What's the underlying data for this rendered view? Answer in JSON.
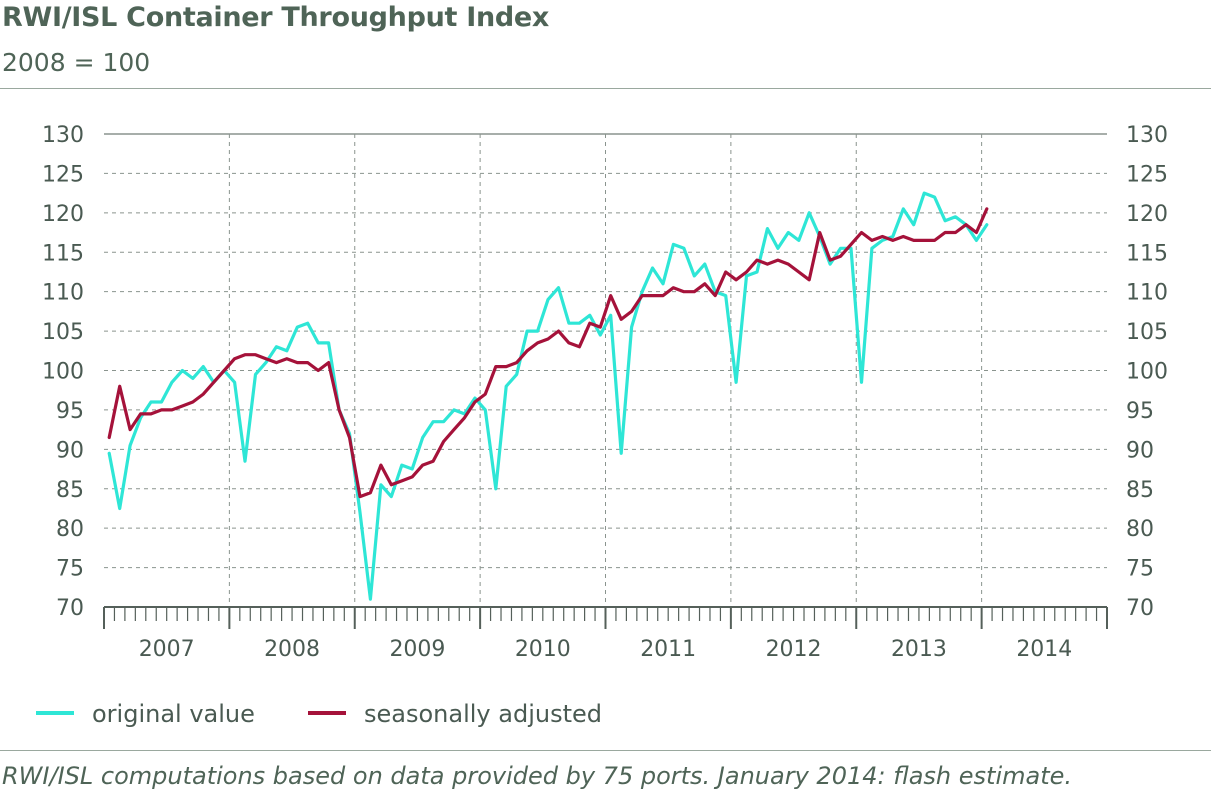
{
  "header": {
    "title": "RWI/ISL Container Throughput Index",
    "subtitle": "2008 = 100"
  },
  "footnote": "RWI/ISL computations based on data provided by 75 ports. January 2014: flash estimate.",
  "colors": {
    "original": "#2ee6d6",
    "seasonal": "#a5123a",
    "grid": "#8a948e",
    "axis": "#55605a"
  },
  "chart_data": {
    "type": "line",
    "title": "RWI/ISL Container Throughput Index",
    "subtitle": "2008 = 100",
    "ylim": [
      70,
      130
    ],
    "yticks": [
      70,
      75,
      80,
      85,
      90,
      95,
      100,
      105,
      110,
      115,
      120,
      125,
      130
    ],
    "x_start": "2007-01",
    "years": [
      "2007",
      "2008",
      "2009",
      "2010",
      "2011",
      "2012",
      "2013",
      "2014"
    ],
    "grid": true,
    "legend_position": "bottom-left",
    "series": [
      {
        "name": "original value",
        "color": "#2ee6d6",
        "values": [
          89.5,
          82.5,
          90.5,
          94.0,
          96.0,
          96.0,
          98.5,
          100.0,
          99.0,
          100.5,
          98.5,
          100.0,
          98.5,
          88.5,
          99.5,
          101.0,
          103.0,
          102.5,
          105.5,
          106.0,
          103.5,
          103.5,
          95.0,
          92.0,
          82.0,
          71.0,
          85.5,
          84.0,
          88.0,
          87.5,
          91.5,
          93.5,
          93.5,
          95.0,
          94.5,
          96.5,
          95.0,
          85.0,
          98.0,
          99.5,
          105.0,
          105.0,
          109.0,
          110.5,
          106.0,
          106.0,
          107.0,
          104.5,
          107.0,
          89.5,
          105.5,
          110.0,
          113.0,
          111.0,
          116.0,
          115.5,
          112.0,
          113.5,
          110.0,
          109.5,
          98.5,
          112.0,
          112.5,
          118.0,
          115.5,
          117.5,
          116.5,
          120.0,
          117.0,
          113.5,
          115.5,
          115.5,
          98.5,
          115.5,
          116.5,
          117.0,
          120.5,
          118.5,
          122.5,
          122.0,
          119.0,
          119.5,
          118.5,
          116.5,
          118.5
        ],
        "x_end": "2014-01"
      },
      {
        "name": "seasonally adjusted",
        "color": "#a5123a",
        "values": [
          91.5,
          98.0,
          92.5,
          94.5,
          94.5,
          95.0,
          95.0,
          95.5,
          96.0,
          97.0,
          98.5,
          100.0,
          101.5,
          102.0,
          102.0,
          101.5,
          101.0,
          101.5,
          101.0,
          101.0,
          100.0,
          101.0,
          95.0,
          91.5,
          84.0,
          84.5,
          88.0,
          85.5,
          86.0,
          86.5,
          88.0,
          88.5,
          91.0,
          92.5,
          94.0,
          96.0,
          97.0,
          100.5,
          100.5,
          101.0,
          102.5,
          103.5,
          104.0,
          105.0,
          103.5,
          103.0,
          106.0,
          105.5,
          109.5,
          106.5,
          107.5,
          109.5,
          109.5,
          109.5,
          110.5,
          110.0,
          110.0,
          111.0,
          109.5,
          112.5,
          111.5,
          112.5,
          114.0,
          113.5,
          114.0,
          113.5,
          112.5,
          111.5,
          117.5,
          114.0,
          114.5,
          116.0,
          117.5,
          116.5,
          117.0,
          116.5,
          117.0,
          116.5,
          116.5,
          116.5,
          117.5,
          117.5,
          118.5,
          117.5,
          120.5
        ],
        "x_end": "2014-01"
      }
    ]
  }
}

* [Written problem] Omit the pictures. Output every record above word for word.

* [Result of this exercise]
What's the underlying data for this rendered view? Answer in JSON.
{
  "header": {
    "title": "RWI/ISL Container Throughput Index",
    "subtitle": "2008 = 100"
  },
  "footnote": "RWI/ISL computations based on data provided by 75 ports. January 2014: flash estimate.",
  "colors": {
    "original": "#2ee6d6",
    "seasonal": "#a5123a",
    "grid": "#8a948e",
    "axis": "#55605a"
  },
  "chart_data": {
    "type": "line",
    "title": "RWI/ISL Container Throughput Index",
    "subtitle": "2008 = 100",
    "ylim": [
      70,
      130
    ],
    "yticks": [
      70,
      75,
      80,
      85,
      90,
      95,
      100,
      105,
      110,
      115,
      120,
      125,
      130
    ],
    "x_start": "2007-01",
    "years": [
      "2007",
      "2008",
      "2009",
      "2010",
      "2011",
      "2012",
      "2013",
      "2014"
    ],
    "grid": true,
    "legend_position": "bottom-left",
    "series": [
      {
        "name": "original value",
        "color": "#2ee6d6",
        "values": [
          89.5,
          82.5,
          90.5,
          94.0,
          96.0,
          96.0,
          98.5,
          100.0,
          99.0,
          100.5,
          98.5,
          100.0,
          98.5,
          88.5,
          99.5,
          101.0,
          103.0,
          102.5,
          105.5,
          106.0,
          103.5,
          103.5,
          95.0,
          92.0,
          82.0,
          71.0,
          85.5,
          84.0,
          88.0,
          87.5,
          91.5,
          93.5,
          93.5,
          95.0,
          94.5,
          96.5,
          95.0,
          85.0,
          98.0,
          99.5,
          105.0,
          105.0,
          109.0,
          110.5,
          106.0,
          106.0,
          107.0,
          104.5,
          107.0,
          89.5,
          105.5,
          110.0,
          113.0,
          111.0,
          116.0,
          115.5,
          112.0,
          113.5,
          110.0,
          109.5,
          98.5,
          112.0,
          112.5,
          118.0,
          115.5,
          117.5,
          116.5,
          120.0,
          117.0,
          113.5,
          115.5,
          115.5,
          98.5,
          115.5,
          116.5,
          117.0,
          120.5,
          118.5,
          122.5,
          122.0,
          119.0,
          119.5,
          118.5,
          116.5,
          118.5
        ],
        "x_end": "2014-01"
      },
      {
        "name": "seasonally adjusted",
        "color": "#a5123a",
        "values": [
          91.5,
          98.0,
          92.5,
          94.5,
          94.5,
          95.0,
          95.0,
          95.5,
          96.0,
          97.0,
          98.5,
          100.0,
          101.5,
          102.0,
          102.0,
          101.5,
          101.0,
          101.5,
          101.0,
          101.0,
          100.0,
          101.0,
          95.0,
          91.5,
          84.0,
          84.5,
          88.0,
          85.5,
          86.0,
          86.5,
          88.0,
          88.5,
          91.0,
          92.5,
          94.0,
          96.0,
          97.0,
          100.5,
          100.5,
          101.0,
          102.5,
          103.5,
          104.0,
          105.0,
          103.5,
          103.0,
          106.0,
          105.5,
          109.5,
          106.5,
          107.5,
          109.5,
          109.5,
          109.5,
          110.5,
          110.0,
          110.0,
          111.0,
          109.5,
          112.5,
          111.5,
          112.5,
          114.0,
          113.5,
          114.0,
          113.5,
          112.5,
          111.5,
          117.5,
          114.0,
          114.5,
          116.0,
          117.5,
          116.5,
          117.0,
          116.5,
          117.0,
          116.5,
          116.5,
          116.5,
          117.5,
          117.5,
          118.5,
          117.5,
          120.5
        ],
        "x_end": "2014-01"
      }
    ]
  }
}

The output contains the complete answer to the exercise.